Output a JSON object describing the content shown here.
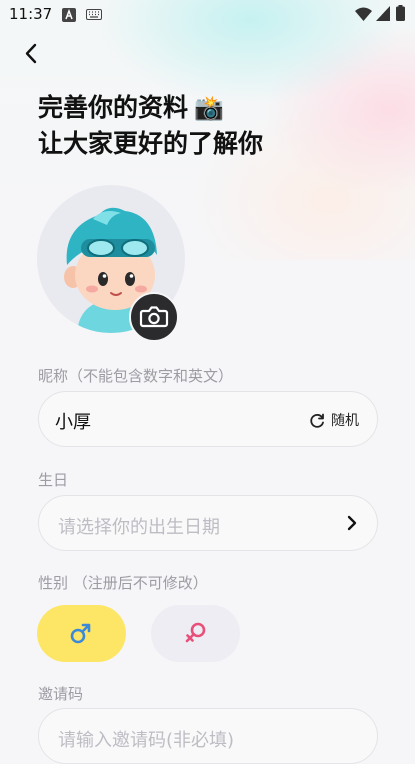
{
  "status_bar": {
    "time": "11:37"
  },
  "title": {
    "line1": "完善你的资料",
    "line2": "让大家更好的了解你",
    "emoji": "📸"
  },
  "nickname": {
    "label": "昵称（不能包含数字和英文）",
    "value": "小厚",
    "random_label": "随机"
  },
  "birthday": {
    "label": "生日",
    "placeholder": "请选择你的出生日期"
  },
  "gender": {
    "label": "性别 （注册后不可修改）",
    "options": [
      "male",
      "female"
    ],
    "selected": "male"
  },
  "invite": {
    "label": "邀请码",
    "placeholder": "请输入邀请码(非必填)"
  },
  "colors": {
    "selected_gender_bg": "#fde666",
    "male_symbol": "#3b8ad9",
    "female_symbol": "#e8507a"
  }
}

========

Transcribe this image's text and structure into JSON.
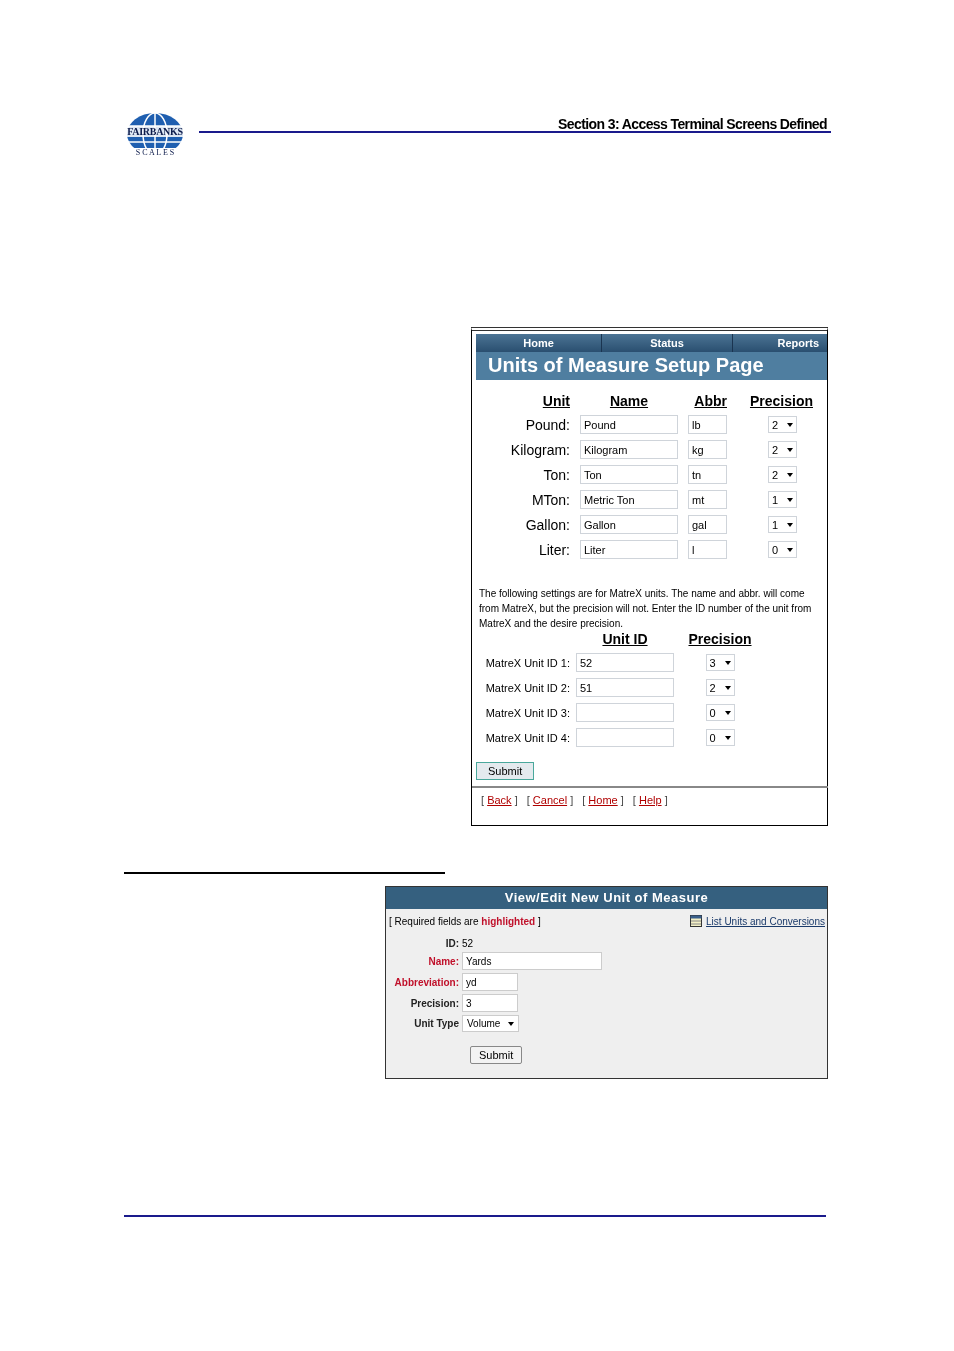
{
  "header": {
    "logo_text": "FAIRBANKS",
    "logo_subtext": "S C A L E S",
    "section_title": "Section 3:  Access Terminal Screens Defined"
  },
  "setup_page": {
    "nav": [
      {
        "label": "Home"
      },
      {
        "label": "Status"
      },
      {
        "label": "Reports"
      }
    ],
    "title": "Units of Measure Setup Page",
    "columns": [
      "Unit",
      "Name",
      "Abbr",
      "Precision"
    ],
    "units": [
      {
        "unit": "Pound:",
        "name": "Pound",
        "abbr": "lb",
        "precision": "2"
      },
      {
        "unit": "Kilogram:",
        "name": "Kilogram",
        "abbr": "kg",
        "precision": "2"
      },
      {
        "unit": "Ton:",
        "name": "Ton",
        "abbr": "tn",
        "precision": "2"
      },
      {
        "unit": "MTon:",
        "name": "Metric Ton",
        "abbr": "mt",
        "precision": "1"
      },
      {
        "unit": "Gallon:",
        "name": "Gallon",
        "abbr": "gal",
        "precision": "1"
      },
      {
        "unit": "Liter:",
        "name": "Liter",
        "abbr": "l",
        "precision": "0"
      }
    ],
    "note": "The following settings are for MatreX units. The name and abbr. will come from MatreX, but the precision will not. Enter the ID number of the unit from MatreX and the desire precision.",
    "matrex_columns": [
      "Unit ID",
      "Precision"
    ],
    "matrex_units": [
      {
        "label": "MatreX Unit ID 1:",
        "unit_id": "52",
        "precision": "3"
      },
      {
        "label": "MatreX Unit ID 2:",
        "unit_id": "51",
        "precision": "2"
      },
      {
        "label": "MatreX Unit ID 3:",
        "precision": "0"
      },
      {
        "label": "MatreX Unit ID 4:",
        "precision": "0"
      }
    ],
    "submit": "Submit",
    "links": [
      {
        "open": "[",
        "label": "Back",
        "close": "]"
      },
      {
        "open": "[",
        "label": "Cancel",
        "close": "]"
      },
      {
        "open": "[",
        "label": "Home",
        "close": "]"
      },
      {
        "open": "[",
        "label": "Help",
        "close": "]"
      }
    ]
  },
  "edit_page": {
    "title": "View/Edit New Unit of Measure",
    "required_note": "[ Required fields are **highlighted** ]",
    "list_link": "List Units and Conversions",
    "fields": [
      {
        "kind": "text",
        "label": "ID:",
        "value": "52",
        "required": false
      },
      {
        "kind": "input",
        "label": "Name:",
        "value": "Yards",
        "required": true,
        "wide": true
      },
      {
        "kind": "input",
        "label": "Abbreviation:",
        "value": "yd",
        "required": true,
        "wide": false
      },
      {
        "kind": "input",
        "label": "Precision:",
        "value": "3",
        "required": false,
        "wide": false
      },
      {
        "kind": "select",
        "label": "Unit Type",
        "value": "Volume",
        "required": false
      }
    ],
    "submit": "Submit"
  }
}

========

- What is needed -
Which lines of the data above contain "Measure"? Copy each one.

- Written reply -
    "title": "Units of Measure Setup Page",
    "title": "View/Edit New Unit of Measure",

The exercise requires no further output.